## Begin Data supplied
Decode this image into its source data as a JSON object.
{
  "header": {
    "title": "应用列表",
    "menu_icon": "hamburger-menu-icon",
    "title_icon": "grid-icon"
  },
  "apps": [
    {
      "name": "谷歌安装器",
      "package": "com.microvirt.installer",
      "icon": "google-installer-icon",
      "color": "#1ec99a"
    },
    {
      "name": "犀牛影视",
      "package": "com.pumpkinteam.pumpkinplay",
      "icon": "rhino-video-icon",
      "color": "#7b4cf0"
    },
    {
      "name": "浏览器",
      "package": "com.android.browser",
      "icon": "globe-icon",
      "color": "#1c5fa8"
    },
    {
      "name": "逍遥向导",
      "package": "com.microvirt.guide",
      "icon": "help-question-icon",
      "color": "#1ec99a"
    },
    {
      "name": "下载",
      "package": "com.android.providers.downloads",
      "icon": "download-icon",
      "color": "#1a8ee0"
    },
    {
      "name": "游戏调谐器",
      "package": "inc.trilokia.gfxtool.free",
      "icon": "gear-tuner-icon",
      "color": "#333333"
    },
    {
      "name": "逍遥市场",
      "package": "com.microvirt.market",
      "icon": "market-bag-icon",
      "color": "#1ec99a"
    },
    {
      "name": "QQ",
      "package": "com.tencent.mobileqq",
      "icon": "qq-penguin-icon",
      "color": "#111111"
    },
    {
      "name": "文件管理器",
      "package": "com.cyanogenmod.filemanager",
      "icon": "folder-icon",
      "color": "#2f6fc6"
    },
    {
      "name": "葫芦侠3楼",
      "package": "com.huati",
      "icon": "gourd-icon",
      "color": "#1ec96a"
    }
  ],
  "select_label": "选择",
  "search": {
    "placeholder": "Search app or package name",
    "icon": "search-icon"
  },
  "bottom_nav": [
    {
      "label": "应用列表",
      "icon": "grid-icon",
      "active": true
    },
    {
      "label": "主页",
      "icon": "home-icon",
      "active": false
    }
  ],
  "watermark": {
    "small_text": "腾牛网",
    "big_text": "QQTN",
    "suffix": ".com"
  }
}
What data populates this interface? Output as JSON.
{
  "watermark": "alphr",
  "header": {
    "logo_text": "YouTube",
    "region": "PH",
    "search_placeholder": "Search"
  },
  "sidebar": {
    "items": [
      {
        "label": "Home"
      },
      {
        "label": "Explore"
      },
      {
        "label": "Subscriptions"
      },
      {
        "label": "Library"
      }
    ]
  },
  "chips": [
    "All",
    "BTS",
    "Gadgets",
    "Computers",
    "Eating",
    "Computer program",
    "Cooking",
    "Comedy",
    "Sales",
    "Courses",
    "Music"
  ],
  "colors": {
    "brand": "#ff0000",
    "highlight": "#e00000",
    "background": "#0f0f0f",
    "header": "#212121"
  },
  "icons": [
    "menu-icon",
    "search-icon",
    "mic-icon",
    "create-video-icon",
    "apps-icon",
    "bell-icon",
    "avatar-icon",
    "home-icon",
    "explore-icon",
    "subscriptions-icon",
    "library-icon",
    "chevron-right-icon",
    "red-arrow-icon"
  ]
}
## End Data supplied
## Begin Data supplied
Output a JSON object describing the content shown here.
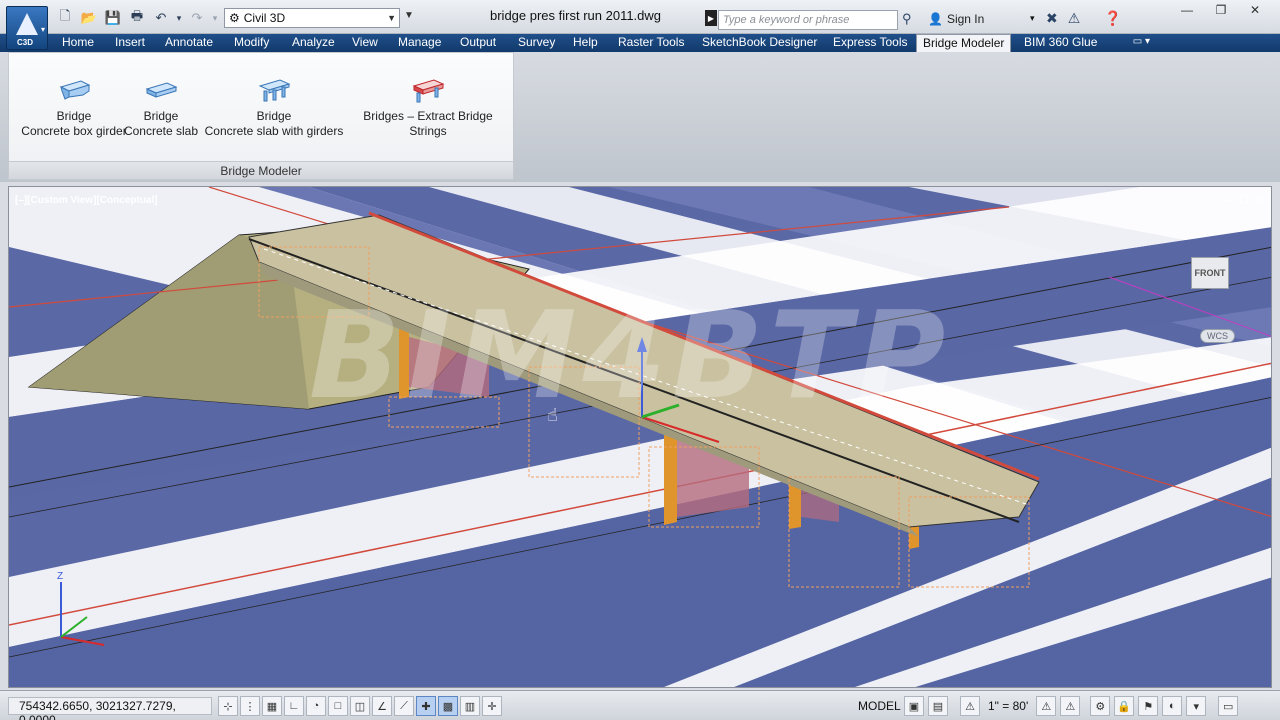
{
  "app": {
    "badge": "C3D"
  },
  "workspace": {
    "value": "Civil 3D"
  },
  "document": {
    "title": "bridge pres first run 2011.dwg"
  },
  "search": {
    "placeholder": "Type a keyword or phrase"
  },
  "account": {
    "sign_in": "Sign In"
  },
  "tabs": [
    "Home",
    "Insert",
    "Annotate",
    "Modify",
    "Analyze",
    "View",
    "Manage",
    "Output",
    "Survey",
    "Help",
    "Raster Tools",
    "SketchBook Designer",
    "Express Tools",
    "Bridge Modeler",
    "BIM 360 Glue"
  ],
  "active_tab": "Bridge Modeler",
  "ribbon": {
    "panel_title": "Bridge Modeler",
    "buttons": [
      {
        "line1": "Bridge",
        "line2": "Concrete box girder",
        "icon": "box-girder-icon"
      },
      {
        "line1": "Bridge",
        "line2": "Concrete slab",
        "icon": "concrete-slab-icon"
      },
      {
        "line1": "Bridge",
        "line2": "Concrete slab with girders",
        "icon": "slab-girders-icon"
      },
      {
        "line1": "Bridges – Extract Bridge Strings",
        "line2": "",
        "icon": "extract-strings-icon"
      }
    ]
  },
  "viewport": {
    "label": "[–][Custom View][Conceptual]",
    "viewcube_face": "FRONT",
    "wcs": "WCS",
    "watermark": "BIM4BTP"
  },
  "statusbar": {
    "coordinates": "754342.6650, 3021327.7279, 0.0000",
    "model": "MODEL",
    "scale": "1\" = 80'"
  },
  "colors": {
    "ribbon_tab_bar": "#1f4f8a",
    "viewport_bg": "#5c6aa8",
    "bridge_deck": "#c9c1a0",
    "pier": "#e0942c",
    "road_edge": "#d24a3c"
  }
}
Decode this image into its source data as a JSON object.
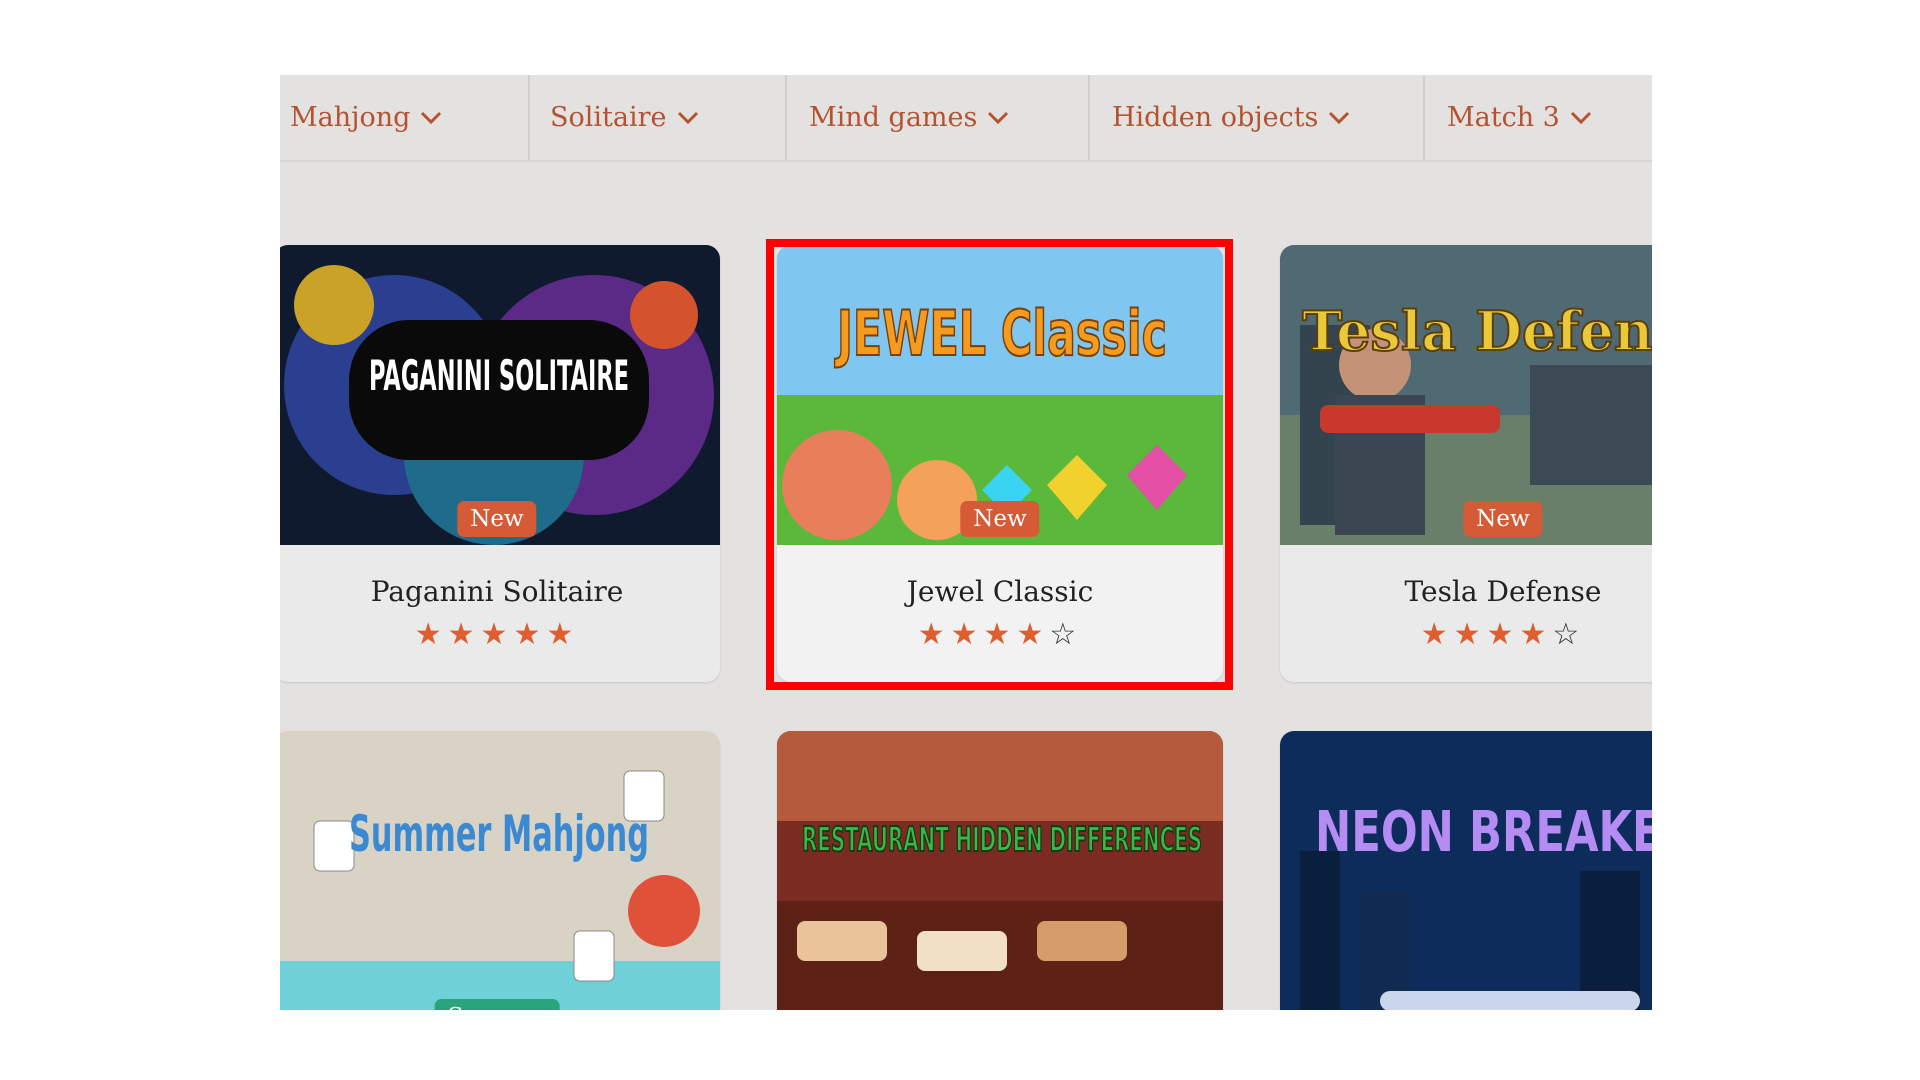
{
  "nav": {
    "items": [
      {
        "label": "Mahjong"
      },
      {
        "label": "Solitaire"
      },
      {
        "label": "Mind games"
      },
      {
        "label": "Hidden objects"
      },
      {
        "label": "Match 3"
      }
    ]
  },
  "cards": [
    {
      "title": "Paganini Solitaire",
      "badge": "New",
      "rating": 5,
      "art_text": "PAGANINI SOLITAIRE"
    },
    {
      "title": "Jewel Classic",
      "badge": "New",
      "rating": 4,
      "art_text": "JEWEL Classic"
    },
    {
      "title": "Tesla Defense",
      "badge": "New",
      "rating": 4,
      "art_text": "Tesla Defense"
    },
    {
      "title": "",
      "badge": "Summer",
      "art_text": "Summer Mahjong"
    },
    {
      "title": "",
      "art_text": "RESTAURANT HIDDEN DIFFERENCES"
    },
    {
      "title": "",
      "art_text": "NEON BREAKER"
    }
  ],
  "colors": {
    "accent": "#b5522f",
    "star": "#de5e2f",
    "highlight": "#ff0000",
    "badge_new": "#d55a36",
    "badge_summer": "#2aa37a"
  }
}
## End Data supplied
## Begin Data supplied
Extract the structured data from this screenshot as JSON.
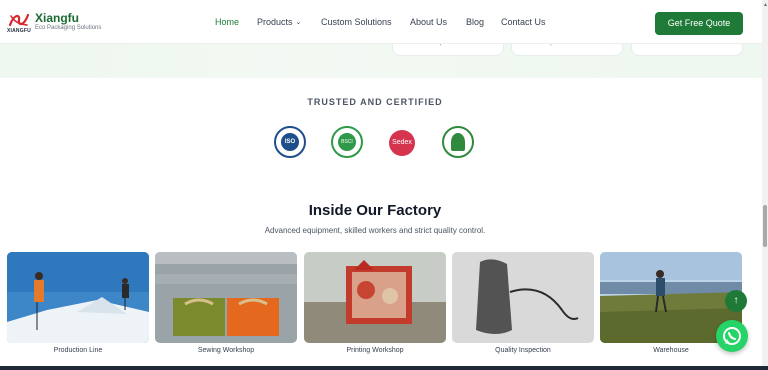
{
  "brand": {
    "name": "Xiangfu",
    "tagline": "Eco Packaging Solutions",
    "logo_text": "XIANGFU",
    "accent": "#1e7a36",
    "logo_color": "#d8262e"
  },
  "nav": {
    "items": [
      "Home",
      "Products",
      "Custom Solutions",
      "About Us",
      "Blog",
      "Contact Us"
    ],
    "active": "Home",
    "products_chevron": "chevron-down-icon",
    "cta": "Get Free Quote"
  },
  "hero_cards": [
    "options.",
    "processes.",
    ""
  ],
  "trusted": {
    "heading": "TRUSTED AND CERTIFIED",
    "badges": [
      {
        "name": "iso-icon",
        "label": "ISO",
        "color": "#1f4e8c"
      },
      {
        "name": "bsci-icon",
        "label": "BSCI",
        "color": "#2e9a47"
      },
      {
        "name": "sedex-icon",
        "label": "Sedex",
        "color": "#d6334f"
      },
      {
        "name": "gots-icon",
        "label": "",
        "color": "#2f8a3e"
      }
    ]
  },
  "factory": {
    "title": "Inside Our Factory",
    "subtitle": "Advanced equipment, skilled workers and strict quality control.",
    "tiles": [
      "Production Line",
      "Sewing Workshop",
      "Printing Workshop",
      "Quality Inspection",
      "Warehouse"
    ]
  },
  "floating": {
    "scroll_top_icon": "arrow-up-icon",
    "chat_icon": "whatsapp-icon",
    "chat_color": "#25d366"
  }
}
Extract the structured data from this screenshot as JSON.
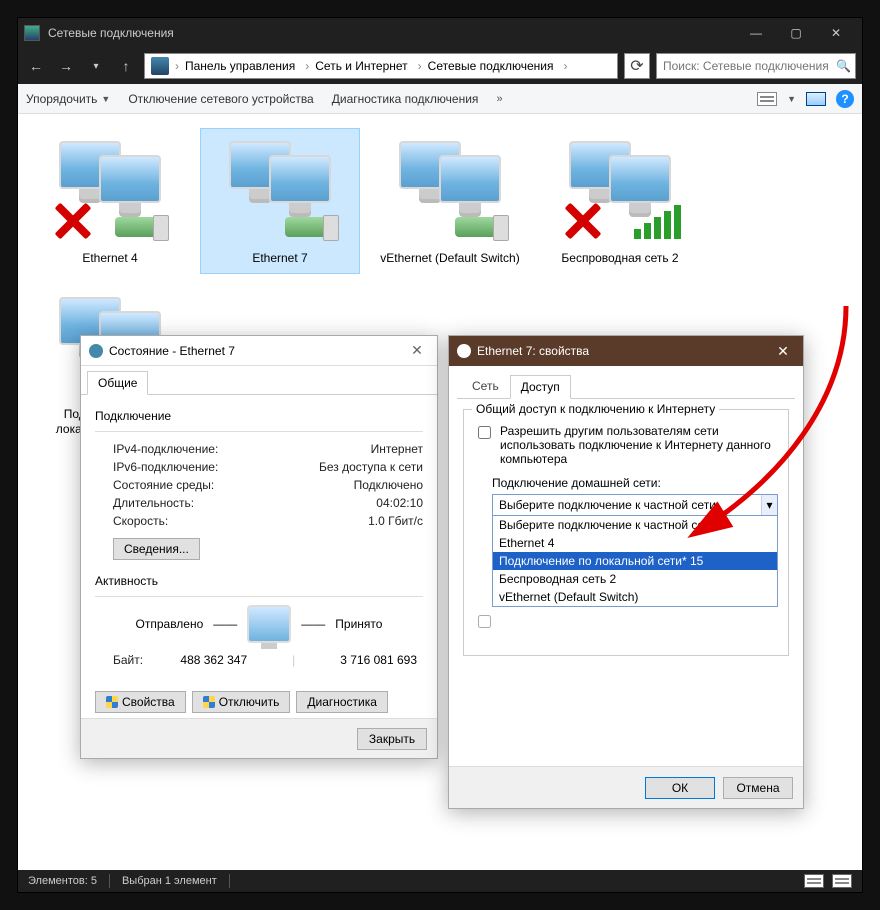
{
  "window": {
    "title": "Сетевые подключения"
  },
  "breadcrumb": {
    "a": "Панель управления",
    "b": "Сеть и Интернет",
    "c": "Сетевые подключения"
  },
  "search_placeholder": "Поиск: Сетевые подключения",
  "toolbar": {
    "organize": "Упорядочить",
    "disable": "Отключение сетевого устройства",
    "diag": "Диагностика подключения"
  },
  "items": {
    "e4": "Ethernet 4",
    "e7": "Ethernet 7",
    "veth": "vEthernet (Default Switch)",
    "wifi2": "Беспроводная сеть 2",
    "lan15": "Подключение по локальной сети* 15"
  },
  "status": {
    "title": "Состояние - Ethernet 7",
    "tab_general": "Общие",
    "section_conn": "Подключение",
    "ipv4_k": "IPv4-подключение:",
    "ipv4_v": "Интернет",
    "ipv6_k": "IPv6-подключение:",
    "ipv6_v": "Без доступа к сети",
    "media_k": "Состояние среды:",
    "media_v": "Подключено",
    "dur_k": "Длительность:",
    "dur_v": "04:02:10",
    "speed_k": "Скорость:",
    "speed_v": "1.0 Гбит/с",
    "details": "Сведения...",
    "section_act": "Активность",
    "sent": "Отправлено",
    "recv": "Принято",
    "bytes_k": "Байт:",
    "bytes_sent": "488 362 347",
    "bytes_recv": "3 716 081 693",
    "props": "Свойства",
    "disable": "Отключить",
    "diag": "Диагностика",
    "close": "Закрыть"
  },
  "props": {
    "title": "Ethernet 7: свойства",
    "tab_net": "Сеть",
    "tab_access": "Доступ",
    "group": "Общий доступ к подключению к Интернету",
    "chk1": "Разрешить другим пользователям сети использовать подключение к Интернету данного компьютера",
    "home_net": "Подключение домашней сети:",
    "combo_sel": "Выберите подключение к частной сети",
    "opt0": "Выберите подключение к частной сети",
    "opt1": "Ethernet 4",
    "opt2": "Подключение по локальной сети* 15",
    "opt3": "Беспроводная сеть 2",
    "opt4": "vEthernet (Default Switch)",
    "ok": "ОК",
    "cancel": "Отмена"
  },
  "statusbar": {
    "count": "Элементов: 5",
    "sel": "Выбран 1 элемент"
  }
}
## End Data supplied
Task to carry out -> Find the lines with the string "локальной" and reproduce them.

Solution ->
    "lan15": "Подключение по локальной сети* 15"
    "opt2": "Подключение по локальной сети* 15",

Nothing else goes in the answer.